• _Task goal_
Please give the entries again in full and exactly, without any picture.

>>

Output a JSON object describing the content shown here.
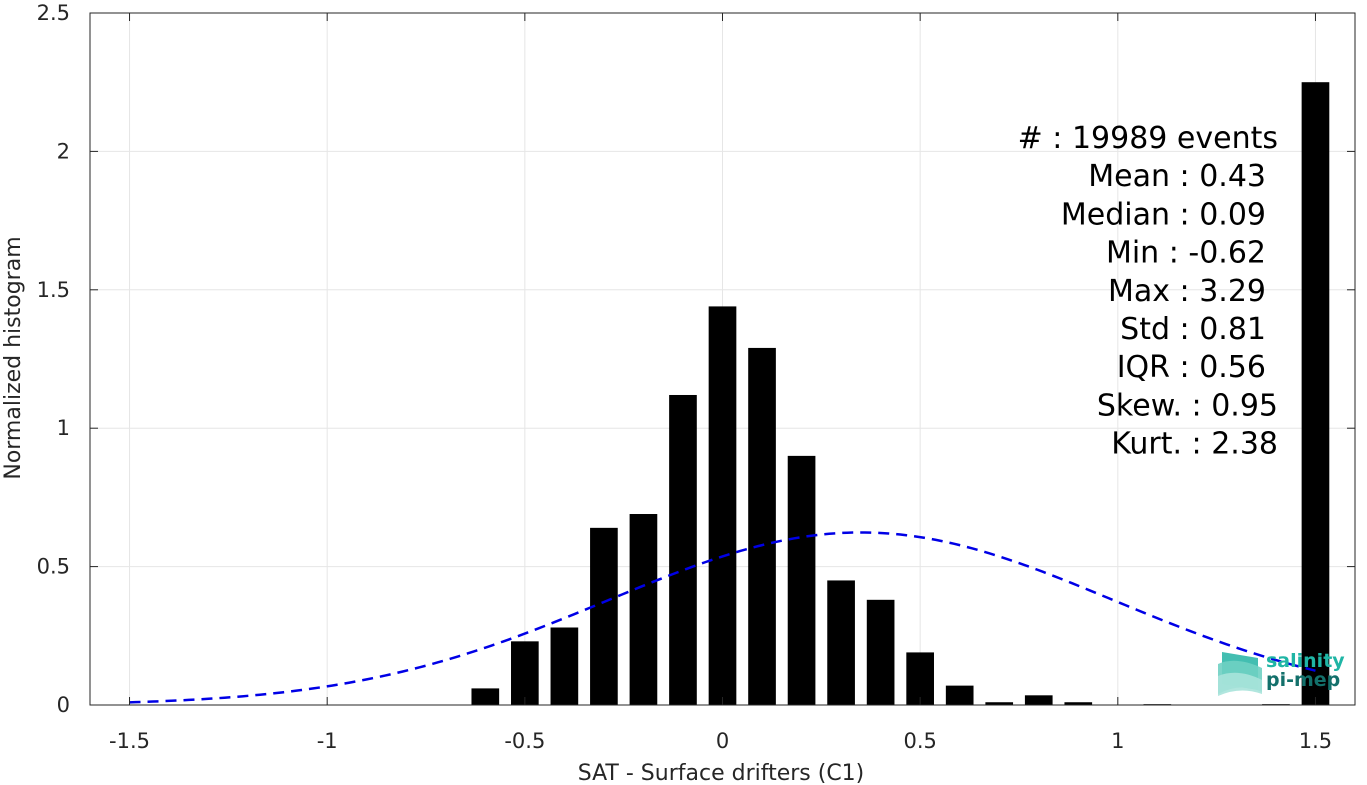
{
  "chart_data": {
    "type": "bar",
    "xlabel": "SAT - Surface drifters (C1)",
    "ylabel": "Normalized histogram",
    "xlim": [
      -1.6,
      1.6
    ],
    "ylim": [
      0,
      2.5
    ],
    "xticks": [
      -1.5,
      -1,
      -0.5,
      0,
      0.5,
      1,
      1.5
    ],
    "xtick_labels": [
      "-1.5",
      "-1",
      "-0.5",
      "0",
      "0.5",
      "1",
      "1.5"
    ],
    "yticks": [
      0,
      0.5,
      1,
      1.5,
      2,
      2.5
    ],
    "ytick_labels": [
      "0",
      "0.5",
      "1",
      "1.5",
      "2",
      "2.5"
    ],
    "grid": true,
    "bar_color": "#000000",
    "bar_width": 0.07,
    "bars": {
      "x": [
        -0.6,
        -0.5,
        -0.4,
        -0.3,
        -0.2,
        -0.1,
        0.0,
        0.1,
        0.2,
        0.3,
        0.4,
        0.5,
        0.6,
        0.7,
        0.8,
        0.9,
        1.0,
        1.1,
        1.2,
        1.3,
        1.4,
        1.5
      ],
      "values": [
        0.06,
        0.23,
        0.28,
        0.64,
        0.69,
        1.12,
        1.44,
        1.29,
        0.9,
        0.45,
        0.38,
        0.19,
        0.07,
        0.01,
        0.035,
        0.01,
        0.0,
        0.003,
        0.0,
        0.0,
        0.003,
        2.25
      ]
    },
    "fit_curve": {
      "type": "normal",
      "mean": 0.35,
      "std": 0.64,
      "x_range": [
        -1.5,
        1.5
      ],
      "color": "#0000e6",
      "style": "dashed"
    },
    "stats": [
      {
        "label": "#  : 19989 events"
      },
      {
        "label": "Mean : 0.43"
      },
      {
        "label": "Median : 0.09"
      },
      {
        "label": "Min : -0.62"
      },
      {
        "label": "Max : 3.29"
      },
      {
        "label": "Std : 0.81"
      },
      {
        "label": "IQR : 0.56"
      },
      {
        "label": "Skew. : 0.95"
      },
      {
        "label": "Kurt. : 2.38"
      }
    ]
  },
  "logo": {
    "line1": "salinity",
    "line2": "pi-mep",
    "color1": "#1fb5a5",
    "color2": "#13706b"
  }
}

<<

• _Result of this task_
Output a JSON object describing the content shown here.
{
  "chart_data": {
    "type": "bar",
    "xlabel": "SAT - Surface drifters (C1)",
    "ylabel": "Normalized histogram",
    "xlim": [
      -1.6,
      1.6
    ],
    "ylim": [
      0,
      2.5
    ],
    "xticks": [
      -1.5,
      -1,
      -0.5,
      0,
      0.5,
      1,
      1.5
    ],
    "xtick_labels": [
      "-1.5",
      "-1",
      "-0.5",
      "0",
      "0.5",
      "1",
      "1.5"
    ],
    "yticks": [
      0,
      0.5,
      1,
      1.5,
      2,
      2.5
    ],
    "ytick_labels": [
      "0",
      "0.5",
      "1",
      "1.5",
      "2",
      "2.5"
    ],
    "grid": true,
    "bar_color": "#000000",
    "bar_width": 0.07,
    "bars": {
      "x": [
        -0.6,
        -0.5,
        -0.4,
        -0.3,
        -0.2,
        -0.1,
        0.0,
        0.1,
        0.2,
        0.3,
        0.4,
        0.5,
        0.6,
        0.7,
        0.8,
        0.9,
        1.0,
        1.1,
        1.2,
        1.3,
        1.4,
        1.5
      ],
      "values": [
        0.06,
        0.23,
        0.28,
        0.64,
        0.69,
        1.12,
        1.44,
        1.29,
        0.9,
        0.45,
        0.38,
        0.19,
        0.07,
        0.01,
        0.035,
        0.01,
        0.0,
        0.003,
        0.0,
        0.0,
        0.003,
        2.25
      ]
    },
    "fit_curve": {
      "type": "normal",
      "mean": 0.35,
      "std": 0.64,
      "x_range": [
        -1.5,
        1.5
      ],
      "color": "#0000e6",
      "style": "dashed"
    },
    "stats": [
      {
        "label": "#  : 19989 events"
      },
      {
        "label": "Mean : 0.43"
      },
      {
        "label": "Median : 0.09"
      },
      {
        "label": "Min : -0.62"
      },
      {
        "label": "Max : 3.29"
      },
      {
        "label": "Std : 0.81"
      },
      {
        "label": "IQR : 0.56"
      },
      {
        "label": "Skew. : 0.95"
      },
      {
        "label": "Kurt. : 2.38"
      }
    ]
  },
  "logo": {
    "line1": "salinity",
    "line2": "pi-mep",
    "color1": "#1fb5a5",
    "color2": "#13706b"
  }
}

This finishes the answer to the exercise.